(Stored data entries)
((

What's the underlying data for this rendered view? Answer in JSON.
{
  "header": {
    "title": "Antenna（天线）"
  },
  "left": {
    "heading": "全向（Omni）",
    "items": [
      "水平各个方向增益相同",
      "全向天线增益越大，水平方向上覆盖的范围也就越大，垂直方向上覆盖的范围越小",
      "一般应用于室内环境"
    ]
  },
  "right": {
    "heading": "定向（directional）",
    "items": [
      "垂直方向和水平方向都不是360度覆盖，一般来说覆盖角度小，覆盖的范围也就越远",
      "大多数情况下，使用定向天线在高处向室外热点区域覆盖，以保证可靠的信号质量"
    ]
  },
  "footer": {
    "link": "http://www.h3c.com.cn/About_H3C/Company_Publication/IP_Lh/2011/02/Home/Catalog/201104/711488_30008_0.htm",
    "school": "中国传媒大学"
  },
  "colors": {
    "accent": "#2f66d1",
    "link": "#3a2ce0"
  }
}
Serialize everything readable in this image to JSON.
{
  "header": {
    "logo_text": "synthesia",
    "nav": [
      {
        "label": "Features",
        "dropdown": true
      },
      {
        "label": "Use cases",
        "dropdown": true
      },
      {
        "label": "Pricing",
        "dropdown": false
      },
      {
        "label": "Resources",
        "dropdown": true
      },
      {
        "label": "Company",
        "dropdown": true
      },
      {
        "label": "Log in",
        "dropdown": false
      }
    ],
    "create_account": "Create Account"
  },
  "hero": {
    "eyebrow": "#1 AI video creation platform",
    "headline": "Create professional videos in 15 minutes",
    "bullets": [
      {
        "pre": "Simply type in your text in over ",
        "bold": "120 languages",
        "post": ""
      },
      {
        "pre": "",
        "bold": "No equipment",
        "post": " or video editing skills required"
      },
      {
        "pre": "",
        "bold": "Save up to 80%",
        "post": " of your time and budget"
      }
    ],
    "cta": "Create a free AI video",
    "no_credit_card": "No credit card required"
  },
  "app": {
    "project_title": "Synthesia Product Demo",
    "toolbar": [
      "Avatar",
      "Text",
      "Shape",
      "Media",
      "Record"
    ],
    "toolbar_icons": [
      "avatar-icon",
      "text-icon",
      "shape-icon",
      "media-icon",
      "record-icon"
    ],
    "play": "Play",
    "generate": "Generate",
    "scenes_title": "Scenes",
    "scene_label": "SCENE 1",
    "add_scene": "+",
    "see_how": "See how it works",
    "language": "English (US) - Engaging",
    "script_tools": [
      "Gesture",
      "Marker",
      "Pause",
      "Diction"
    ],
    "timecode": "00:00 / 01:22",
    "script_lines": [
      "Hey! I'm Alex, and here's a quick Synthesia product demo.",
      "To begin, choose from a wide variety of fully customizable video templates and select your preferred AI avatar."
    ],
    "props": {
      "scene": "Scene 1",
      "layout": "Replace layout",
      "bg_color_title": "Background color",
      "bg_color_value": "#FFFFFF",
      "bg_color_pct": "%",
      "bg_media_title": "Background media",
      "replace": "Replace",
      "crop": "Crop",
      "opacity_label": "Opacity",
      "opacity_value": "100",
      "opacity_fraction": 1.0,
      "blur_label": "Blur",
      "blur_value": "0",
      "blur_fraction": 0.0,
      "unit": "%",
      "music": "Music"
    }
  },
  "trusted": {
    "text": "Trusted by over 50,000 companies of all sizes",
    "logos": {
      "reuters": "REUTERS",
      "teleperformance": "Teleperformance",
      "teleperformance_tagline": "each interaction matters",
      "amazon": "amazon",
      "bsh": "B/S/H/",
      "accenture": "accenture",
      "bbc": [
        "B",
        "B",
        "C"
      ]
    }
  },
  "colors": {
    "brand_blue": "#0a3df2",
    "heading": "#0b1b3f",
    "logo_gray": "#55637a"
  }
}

))

* _Exercise_:
The full set of records should be duplicated exactly.

* _Written response_:
What's the underlying data for this rendered view? Answer in JSON.
{
  "header": {
    "title": "Antenna（天线）"
  },
  "left": {
    "heading": "全向（Omni）",
    "items": [
      "水平各个方向增益相同",
      "全向天线增益越大，水平方向上覆盖的范围也就越大，垂直方向上覆盖的范围越小",
      "一般应用于室内环境"
    ]
  },
  "right": {
    "heading": "定向（directional）",
    "items": [
      "垂直方向和水平方向都不是360度覆盖，一般来说覆盖角度小，覆盖的范围也就越远",
      "大多数情况下，使用定向天线在高处向室外热点区域覆盖，以保证可靠的信号质量"
    ]
  },
  "footer": {
    "link": "http://www.h3c.com.cn/About_H3C/Company_Publication/IP_Lh/2011/02/Home/Catalog/201104/711488_30008_0.htm",
    "school": "中国传媒大学"
  },
  "colors": {
    "accent": "#2f66d1",
    "link": "#3a2ce0"
  }
}
Serialize everything readable in this image to JSON.
{
  "header": {
    "logo_text": "synthesia",
    "nav": [
      {
        "label": "Features",
        "dropdown": true
      },
      {
        "label": "Use cases",
        "dropdown": true
      },
      {
        "label": "Pricing",
        "dropdown": false
      },
      {
        "label": "Resources",
        "dropdown": true
      },
      {
        "label": "Company",
        "dropdown": true
      },
      {
        "label": "Log in",
        "dropdown": false
      }
    ],
    "create_account": "Create Account"
  },
  "hero": {
    "eyebrow": "#1 AI video creation platform",
    "headline": "Create professional videos in 15 minutes",
    "bullets": [
      {
        "pre": "Simply type in your text in over ",
        "bold": "120 languages",
        "post": ""
      },
      {
        "pre": "",
        "bold": "No equipment",
        "post": " or video editing skills required"
      },
      {
        "pre": "",
        "bold": "Save up to 80%",
        "post": " of your time and budget"
      }
    ],
    "cta": "Create a free AI video",
    "no_credit_card": "No credit card required"
  },
  "app": {
    "project_title": "Synthesia Product Demo",
    "toolbar": [
      "Avatar",
      "Text",
      "Shape",
      "Media",
      "Record"
    ],
    "toolbar_icons": [
      "avatar-icon",
      "text-icon",
      "shape-icon",
      "media-icon",
      "record-icon"
    ],
    "play": "Play",
    "generate": "Generate",
    "scenes_title": "Scenes",
    "scene_label": "SCENE 1",
    "add_scene": "+",
    "see_how": "See how it works",
    "language": "English (US) - Engaging",
    "script_tools": [
      "Gesture",
      "Marker",
      "Pause",
      "Diction"
    ],
    "timecode": "00:00 / 01:22",
    "script_lines": [
      "Hey! I'm Alex, and here's a quick Synthesia product demo.",
      "To begin, choose from a wide variety of fully customizable video templates and select your preferred AI avatar."
    ],
    "props": {
      "scene": "Scene 1",
      "layout": "Replace layout",
      "bg_color_title": "Background color",
      "bg_color_value": "#FFFFFF",
      "bg_color_pct": "%",
      "bg_media_title": "Background media",
      "replace": "Replace",
      "crop": "Crop",
      "opacity_label": "Opacity",
      "opacity_value": "100",
      "opacity_fraction": 1.0,
      "blur_label": "Blur",
      "blur_value": "0",
      "blur_fraction": 0.0,
      "unit": "%",
      "music": "Music"
    }
  },
  "trusted": {
    "text": "Trusted by over 50,000 companies of all sizes",
    "logos": {
      "reuters": "REUTERS",
      "teleperformance": "Teleperformance",
      "teleperformance_tagline": "each interaction matters",
      "amazon": "amazon",
      "bsh": "B/S/H/",
      "accenture": "accenture",
      "bbc": [
        "B",
        "B",
        "C"
      ]
    }
  },
  "colors": {
    "brand_blue": "#0a3df2",
    "heading": "#0b1b3f",
    "logo_gray": "#55637a"
  }
}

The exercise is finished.